* _Reading text_:
Climate Change, Culture, and Economics: Anthropological Investigations

ISBN: 978-1-78560-361-7, eISBN: 978-1-78560-360-0

Publication date: 22 September 2015

Abstract

Purpose

This paper examines the conditions under which ancient peoples might have developed a concept of “sustainability,” and concludes that long-term resource management practices would not have been articulated prior to the development of the first cities starting c. 6,000 years ago.

Methodology/approach

Using biological concepts of population density and niche-construction theory, cities are identified as the first places where pressures on resources might have triggered concerns for sustainability. Nonetheless, urban centers also provided ample opportunities for individuals and households to continue the same ad hoc foraging strategies that had facilitated human survival in prior eras.

Social implications

The implementation of a sustainability concept requires two things: individual and institutional motivations to mitigate collective risk over the long term, and accurate measurement devices that can discern subtle changes over time. Neither condition was applicable to the ancient world. Premodern cities provided the first expression of large population sizes in which there were niches of economic and social mutualism, yet individuals and households persisted in age-old approaches to provisioning by opportunistically using urban networks rather than focusing on a collective future.

* _Data to examine_:
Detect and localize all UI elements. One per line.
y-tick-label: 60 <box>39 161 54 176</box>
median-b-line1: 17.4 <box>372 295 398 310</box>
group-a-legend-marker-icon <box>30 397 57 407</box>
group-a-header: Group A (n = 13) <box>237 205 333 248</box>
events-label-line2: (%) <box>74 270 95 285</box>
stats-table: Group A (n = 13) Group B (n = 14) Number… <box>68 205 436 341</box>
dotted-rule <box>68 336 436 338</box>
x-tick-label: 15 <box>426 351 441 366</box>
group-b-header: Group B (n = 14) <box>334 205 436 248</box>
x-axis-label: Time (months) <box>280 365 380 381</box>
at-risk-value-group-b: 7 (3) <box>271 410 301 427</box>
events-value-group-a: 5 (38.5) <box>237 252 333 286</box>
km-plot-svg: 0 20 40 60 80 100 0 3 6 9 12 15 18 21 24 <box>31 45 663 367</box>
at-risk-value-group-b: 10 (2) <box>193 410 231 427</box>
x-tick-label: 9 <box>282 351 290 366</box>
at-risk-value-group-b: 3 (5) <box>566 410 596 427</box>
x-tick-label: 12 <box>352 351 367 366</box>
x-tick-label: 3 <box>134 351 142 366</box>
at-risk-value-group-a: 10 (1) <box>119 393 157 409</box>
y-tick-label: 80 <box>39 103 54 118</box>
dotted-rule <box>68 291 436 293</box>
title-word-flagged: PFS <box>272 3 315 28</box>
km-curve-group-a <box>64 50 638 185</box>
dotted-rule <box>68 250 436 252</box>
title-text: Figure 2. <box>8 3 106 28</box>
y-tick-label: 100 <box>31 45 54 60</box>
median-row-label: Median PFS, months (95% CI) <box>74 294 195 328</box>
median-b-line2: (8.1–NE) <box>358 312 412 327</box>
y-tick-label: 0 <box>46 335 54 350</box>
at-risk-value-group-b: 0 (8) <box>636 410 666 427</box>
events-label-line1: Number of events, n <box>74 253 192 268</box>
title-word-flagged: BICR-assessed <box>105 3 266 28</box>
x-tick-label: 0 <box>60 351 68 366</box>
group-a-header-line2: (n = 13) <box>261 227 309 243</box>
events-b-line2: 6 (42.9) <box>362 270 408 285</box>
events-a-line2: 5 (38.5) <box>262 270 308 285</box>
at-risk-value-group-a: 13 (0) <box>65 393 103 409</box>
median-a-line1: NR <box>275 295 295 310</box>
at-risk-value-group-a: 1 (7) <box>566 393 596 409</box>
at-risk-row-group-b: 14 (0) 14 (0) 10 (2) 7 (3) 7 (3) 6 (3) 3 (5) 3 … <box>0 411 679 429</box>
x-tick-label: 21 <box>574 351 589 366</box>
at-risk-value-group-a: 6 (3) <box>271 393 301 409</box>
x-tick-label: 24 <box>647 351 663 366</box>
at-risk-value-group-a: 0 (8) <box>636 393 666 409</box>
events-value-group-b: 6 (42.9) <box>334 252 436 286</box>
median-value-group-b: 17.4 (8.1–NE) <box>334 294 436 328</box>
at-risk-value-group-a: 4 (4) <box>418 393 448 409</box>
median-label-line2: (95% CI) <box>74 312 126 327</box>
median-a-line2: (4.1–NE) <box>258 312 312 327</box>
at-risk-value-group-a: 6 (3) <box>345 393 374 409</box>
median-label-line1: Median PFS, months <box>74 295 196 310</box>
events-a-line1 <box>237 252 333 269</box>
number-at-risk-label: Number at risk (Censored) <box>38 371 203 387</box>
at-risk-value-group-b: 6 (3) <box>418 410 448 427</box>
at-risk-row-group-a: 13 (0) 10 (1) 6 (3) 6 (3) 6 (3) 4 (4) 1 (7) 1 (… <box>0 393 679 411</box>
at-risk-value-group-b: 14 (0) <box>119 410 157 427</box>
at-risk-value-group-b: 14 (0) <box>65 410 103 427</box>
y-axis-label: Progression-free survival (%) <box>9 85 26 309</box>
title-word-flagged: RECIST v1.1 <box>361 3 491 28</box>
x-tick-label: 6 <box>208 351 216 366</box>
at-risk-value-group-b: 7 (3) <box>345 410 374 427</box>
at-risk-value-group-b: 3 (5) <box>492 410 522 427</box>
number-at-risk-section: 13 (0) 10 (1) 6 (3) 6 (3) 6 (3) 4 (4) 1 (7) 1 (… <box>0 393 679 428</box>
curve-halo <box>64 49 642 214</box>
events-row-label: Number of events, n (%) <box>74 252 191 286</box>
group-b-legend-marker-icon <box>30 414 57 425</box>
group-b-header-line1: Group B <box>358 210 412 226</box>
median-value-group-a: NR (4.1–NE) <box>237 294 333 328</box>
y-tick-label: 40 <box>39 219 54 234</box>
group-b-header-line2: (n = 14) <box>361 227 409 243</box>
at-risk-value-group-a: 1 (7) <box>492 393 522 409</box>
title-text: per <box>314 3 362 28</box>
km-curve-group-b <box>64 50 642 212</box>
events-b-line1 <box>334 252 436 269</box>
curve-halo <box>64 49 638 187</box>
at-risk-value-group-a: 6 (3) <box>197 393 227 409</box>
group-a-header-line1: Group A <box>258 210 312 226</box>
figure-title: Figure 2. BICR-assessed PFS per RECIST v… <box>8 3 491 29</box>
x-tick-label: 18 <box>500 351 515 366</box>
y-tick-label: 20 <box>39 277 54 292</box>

* _Required tasks_:
1) What does the abstract on ancient sustainability give as the starting point of the first cities?
2) Go on with the abstract on ancient sustainability from its last sentence.

* _Answers by item number_:
1) About 6,000 years ago.

2)
Originality/value

Archaeological and historical analysis indicates that a focus on “sustainability” is not an innate human behavioral capacity but must be specifically articulated and taught.

Keywords

Acknowledgements

Acknowledgments

Many thanks to Evan Carlson, Sarah Chandlee, Ashley Fent, Aditi Halbe, Brittany Jackson, Jillian Jones, Kanika Kalra, and Trevor Van Damme for sharing conversations about urbanism and the environment at UCLA; in addition, thanks to Melinda Zeder for observations about biological diversity in cities. I very much appreciate the extensive and helpful comments from two anonymous reviewers as well as the support for the research expressed by Donald Wood.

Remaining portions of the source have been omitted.